Während es immer weniger Unterbringungsmöglichkeiten gibt, kommen immer mehr Flüchtlinge. In mehreren Orten des Zollernalbkreises ist die Stimmung deshalb angespannt.

Ein Montagabend vor dem Hechinger Rathaus (Zollernalbkreis): Etwa 60 Menschen haben sich hier versammelt, um gegen die Flüchtlingspolitik zu demonstrieren. Viele von ihnen tragen herzförmige Papp-Plakate in den Händen. "Unser Land zuerst!" steht dort in weißen Lettern auf blauem Grund geschrieben. Andere schwenken Deutschland-Fahnen. Jede Woche treffen sie sich hier - seit vielen Monaten. "Montagsdemo" nennen sie das.

Die Gruppe setzt sich in Bewegung durch die Innenstadt. Ziel ist ein baufälliges Wohnhaus, in dem sie ausländische Sozialbetrüger vermutet. Auf den Briefkästen stehen Namen, die ausländisch klingen. Aber das Haus scheint leer zu stehen. Der ganze Auflauf versammelt sich hier. "Das sind Scheinadressen, um staatliche Unterstützungen abzugreifen," behauptet einer. Beweise hat er nicht.

**GEGEBENE AUFLISTUNG**
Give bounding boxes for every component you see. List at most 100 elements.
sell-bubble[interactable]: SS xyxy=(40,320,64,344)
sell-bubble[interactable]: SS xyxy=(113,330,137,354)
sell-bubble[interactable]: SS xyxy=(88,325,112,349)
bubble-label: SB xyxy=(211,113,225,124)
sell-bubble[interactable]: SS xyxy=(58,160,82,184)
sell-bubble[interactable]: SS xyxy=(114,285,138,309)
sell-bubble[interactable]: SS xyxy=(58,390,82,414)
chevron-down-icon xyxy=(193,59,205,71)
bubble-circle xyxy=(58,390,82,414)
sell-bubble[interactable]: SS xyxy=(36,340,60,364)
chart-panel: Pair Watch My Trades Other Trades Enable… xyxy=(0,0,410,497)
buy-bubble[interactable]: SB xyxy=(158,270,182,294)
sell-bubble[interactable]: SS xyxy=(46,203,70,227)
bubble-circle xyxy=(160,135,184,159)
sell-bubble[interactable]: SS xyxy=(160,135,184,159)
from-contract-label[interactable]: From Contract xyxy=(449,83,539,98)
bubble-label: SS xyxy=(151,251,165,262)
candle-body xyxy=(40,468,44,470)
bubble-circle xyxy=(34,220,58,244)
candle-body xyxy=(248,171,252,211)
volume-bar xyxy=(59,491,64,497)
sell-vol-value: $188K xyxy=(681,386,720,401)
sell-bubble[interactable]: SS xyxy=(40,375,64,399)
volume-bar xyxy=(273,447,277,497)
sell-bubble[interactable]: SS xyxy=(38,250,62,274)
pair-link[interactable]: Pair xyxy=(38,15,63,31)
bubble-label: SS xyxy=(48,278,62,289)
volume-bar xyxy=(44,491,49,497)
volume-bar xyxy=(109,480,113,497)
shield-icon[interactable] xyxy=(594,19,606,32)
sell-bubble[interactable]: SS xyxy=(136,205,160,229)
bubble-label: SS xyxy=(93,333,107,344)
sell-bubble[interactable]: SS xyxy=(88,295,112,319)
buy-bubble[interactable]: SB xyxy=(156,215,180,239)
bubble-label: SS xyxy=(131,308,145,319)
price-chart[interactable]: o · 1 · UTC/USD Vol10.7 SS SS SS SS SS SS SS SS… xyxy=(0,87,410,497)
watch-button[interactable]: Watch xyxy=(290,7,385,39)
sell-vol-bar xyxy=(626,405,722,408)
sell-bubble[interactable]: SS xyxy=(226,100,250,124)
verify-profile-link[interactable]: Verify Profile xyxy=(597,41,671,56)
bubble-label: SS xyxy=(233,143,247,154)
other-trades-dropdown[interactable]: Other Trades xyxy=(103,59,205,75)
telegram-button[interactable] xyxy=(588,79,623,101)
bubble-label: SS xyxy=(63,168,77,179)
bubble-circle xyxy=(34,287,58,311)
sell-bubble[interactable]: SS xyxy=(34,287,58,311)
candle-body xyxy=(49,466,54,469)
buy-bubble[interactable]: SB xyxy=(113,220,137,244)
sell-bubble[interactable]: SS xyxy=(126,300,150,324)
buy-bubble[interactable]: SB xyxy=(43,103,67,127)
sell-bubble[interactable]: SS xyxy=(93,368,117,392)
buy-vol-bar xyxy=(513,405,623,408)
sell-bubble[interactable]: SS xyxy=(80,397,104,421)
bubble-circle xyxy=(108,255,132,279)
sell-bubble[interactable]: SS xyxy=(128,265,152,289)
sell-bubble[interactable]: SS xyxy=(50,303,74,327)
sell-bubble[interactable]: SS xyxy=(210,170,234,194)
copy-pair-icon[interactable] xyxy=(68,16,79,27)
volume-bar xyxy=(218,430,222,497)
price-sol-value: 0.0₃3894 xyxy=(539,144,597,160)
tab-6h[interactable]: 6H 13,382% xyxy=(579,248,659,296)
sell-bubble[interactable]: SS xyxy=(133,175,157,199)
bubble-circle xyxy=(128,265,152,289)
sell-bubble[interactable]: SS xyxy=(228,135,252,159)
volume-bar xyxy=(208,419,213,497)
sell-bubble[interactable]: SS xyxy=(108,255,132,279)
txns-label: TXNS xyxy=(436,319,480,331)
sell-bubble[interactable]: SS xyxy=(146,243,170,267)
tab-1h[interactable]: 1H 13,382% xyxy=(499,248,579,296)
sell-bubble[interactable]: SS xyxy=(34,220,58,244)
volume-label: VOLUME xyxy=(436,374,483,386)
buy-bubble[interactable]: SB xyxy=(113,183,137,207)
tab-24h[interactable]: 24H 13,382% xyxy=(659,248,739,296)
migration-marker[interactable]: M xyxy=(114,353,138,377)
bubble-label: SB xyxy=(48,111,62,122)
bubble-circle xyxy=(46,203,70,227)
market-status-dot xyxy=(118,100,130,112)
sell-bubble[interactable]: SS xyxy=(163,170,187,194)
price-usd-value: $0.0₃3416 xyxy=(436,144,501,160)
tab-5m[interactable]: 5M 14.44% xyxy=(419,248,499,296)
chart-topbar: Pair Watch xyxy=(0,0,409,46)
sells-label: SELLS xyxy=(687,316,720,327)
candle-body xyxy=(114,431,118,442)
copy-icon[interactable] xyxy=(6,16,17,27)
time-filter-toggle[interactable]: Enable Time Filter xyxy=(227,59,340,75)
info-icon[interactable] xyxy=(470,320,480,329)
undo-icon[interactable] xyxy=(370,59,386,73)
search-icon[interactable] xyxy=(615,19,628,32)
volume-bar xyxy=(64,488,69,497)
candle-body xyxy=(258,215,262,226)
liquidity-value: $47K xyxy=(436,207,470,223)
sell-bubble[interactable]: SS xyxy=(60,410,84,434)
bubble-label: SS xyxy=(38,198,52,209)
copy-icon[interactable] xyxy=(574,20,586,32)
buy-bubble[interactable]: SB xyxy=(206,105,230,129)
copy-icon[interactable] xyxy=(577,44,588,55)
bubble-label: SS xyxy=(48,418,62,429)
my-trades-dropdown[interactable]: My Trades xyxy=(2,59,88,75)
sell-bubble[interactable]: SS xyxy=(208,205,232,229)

**DEINE AUFGABEN**
**a.** Gib eine Stelle aus dem Bericht über die Hechinger Montagsdemo wortgetreu wieder. Setze bei den Worten "Während es immer" ein und hör nach "Stimmung deshalb angespannt." auf.
**b.** Schreib den Bericht über die Hechinger Montagsdemo weiter und setze direkt nach seinem letzten Satz an.

**ERGEBNISSE DER ÜBUNG**
**a.**
Während es immer weniger Unterbringungsmöglichkeiten gibt, kommen immer mehr Flüchtlinge. In mehreren Orten des Zollernalbkreises ist die Stimmung deshalb angespannt.

**b.**
Vor dem Hechinger Rathaus angekommen, ergreift der Hechinger AfD-Gemeinderat Johannes Simon das Wort. Er spricht von einer Invasion illegaler Migranten. "Abertausende junge afrikanische Männer" kämen derzeit über das Mittelmeer. "Sie suchen nicht Schutz, sondern Ansiedlung und Versorgung", sagt Simon in ein weißes Megafon. Die Menge applaudiert. Vereinzelt schallt es "Bravo".

Der Hechinger AfD-Gemeinderat Johannes Simon spricht in ein Mikrofon.
AfD-Gemeinderat Johannes Simon (rechts) bei einer Hechinger Montagsdemo. Links der AfD-Landtagsabgeordnete Joachim Steyer.

Unterbringung Geflüchteter beschäftigt Kommunalpolitiker

Wer ist dieser Mann, der auf sogenannten Montagsdemos die Stimmung anheizt? Simon besitzt ein Reisebüro um die Ecke. "Grüne haben hier Hausverbot" stand bis vor kurzem noch im Schaufenster. Das Plakat und AfD-Werbematerial musste er auf Druck eines Reiseveranstalters abhängen. Simon versteht die Aufregung nicht. "Wir sind keine Rassisten. Wir sind nicht rechtsradikal oder sonst irgendwas", sagt er.

Wer mehr über den Kommunalpolitiker Simon erfahren möchte, hat es nicht leicht. Der Vorsitzende der SPD-Gemeinderatsfraktion, Jürgen Fischer, etwa will sich gegenüber der Presse gar nicht zur AfD äußern. Werner Beck ist Fraktionsvorsitzender der Freien Wähler in Hechingen und kennt Simon aus dem Gemeinderat. Dort habe er bislang keine Aussagen von ihm zur Flüchtlingspolitik gehört. Simon halte sich meistens aus Sachthemen raus, so Beck, er melde sich nur selten zu Wort.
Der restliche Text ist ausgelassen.